Every entry below must appear again, exactly as written.

### Figure collection entries
---------------

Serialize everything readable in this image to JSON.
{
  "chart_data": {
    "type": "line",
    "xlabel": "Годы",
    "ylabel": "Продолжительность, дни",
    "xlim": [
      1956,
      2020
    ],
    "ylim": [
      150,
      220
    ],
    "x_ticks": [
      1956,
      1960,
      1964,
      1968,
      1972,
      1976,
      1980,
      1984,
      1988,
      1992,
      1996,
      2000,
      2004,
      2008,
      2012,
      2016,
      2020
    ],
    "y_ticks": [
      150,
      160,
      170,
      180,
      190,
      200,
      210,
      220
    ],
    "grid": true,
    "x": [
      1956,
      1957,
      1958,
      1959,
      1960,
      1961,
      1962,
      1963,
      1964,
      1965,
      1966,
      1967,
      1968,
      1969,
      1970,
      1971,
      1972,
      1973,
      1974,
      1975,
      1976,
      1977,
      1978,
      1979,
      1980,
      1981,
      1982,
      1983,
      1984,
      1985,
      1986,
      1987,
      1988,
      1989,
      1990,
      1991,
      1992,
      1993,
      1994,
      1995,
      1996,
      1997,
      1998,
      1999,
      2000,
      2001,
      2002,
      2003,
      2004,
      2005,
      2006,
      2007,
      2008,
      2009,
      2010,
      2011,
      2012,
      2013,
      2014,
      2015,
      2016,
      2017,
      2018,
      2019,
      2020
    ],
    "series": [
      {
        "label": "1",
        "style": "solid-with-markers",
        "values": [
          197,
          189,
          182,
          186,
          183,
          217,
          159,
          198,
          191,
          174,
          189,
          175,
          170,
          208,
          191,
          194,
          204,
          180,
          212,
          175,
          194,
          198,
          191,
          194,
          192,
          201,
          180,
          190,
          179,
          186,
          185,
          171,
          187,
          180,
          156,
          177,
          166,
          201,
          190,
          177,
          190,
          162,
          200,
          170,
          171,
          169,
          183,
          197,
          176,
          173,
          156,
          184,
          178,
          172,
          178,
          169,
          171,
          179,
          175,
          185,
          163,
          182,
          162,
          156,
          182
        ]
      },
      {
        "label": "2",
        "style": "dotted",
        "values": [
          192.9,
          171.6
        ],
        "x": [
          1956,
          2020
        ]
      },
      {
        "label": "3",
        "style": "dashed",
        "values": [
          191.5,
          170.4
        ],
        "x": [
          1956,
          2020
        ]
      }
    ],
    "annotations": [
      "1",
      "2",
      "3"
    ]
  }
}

---------------

### Answer in full
Serialize everything readable in this image to JSON.
{
  "chart_data": {
    "type": "line",
    "xlabel": "Годы",
    "ylabel": "Продолжительность, дни",
    "xlim": [
      1956,
      2020
    ],
    "ylim": [
      150,
      220
    ],
    "x_ticks": [
      1956,
      1960,
      1964,
      1968,
      1972,
      1976,
      1980,
      1984,
      1988,
      1992,
      1996,
      2000,
      2004,
      2008,
      2012,
      2016,
      2020
    ],
    "y_ticks": [
      150,
      160,
      170,
      180,
      190,
      200,
      210,
      220
    ],
    "grid": true,
    "x": [
      1956,
      1957,
      1958,
      1959,
      1960,
      1961,
      1962,
      1963,
      1964,
      1965,
      1966,
      1967,
      1968,
      1969,
      1970,
      1971,
      1972,
      1973,
      1974,
      1975,
      1976,
      1977,
      1978,
      1979,
      1980,
      1981,
      1982,
      1983,
      1984,
      1985,
      1986,
      1987,
      1988,
      1989,
      1990,
      1991,
      1992,
      1993,
      1994,
      1995,
      1996,
      1997,
      1998,
      1999,
      2000,
      2001,
      2002,
      2003,
      2004,
      2005,
      2006,
      2007,
      2008,
      2009,
      2010,
      2011,
      2012,
      2013,
      2014,
      2015,
      2016,
      2017,
      2018,
      2019,
      2020
    ],
    "series": [
      {
        "label": "1",
        "style": "solid-with-markers",
        "values": [
          197,
          189,
          182,
          186,
          183,
          217,
          159,
          198,
          191,
          174,
          189,
          175,
          170,
          208,
          191,
          194,
          204,
          180,
          212,
          175,
          194,
          198,
          191,
          194,
          192,
          201,
          180,
          190,
          179,
          186,
          185,
          171,
          187,
          180,
          156,
          177,
          166,
          201,
          190,
          177,
          190,
          162,
          200,
          170,
          171,
          169,
          183,
          197,
          176,
          173,
          156,
          184,
          178,
          172,
          178,
          169,
          171,
          179,
          175,
          185,
          163,
          182,
          162,
          156,
          182
        ]
      },
      {
        "label": "2",
        "style": "dotted",
        "values": [
          192.9,
          171.6
        ],
        "x": [
          1956,
          2020
        ]
      },
      {
        "label": "3",
        "style": "dashed",
        "values": [
          191.5,
          170.4
        ],
        "x": [
          1956,
          2020
        ]
      }
    ],
    "annotations": [
      "1",
      "2",
      "3"
    ]
  }
}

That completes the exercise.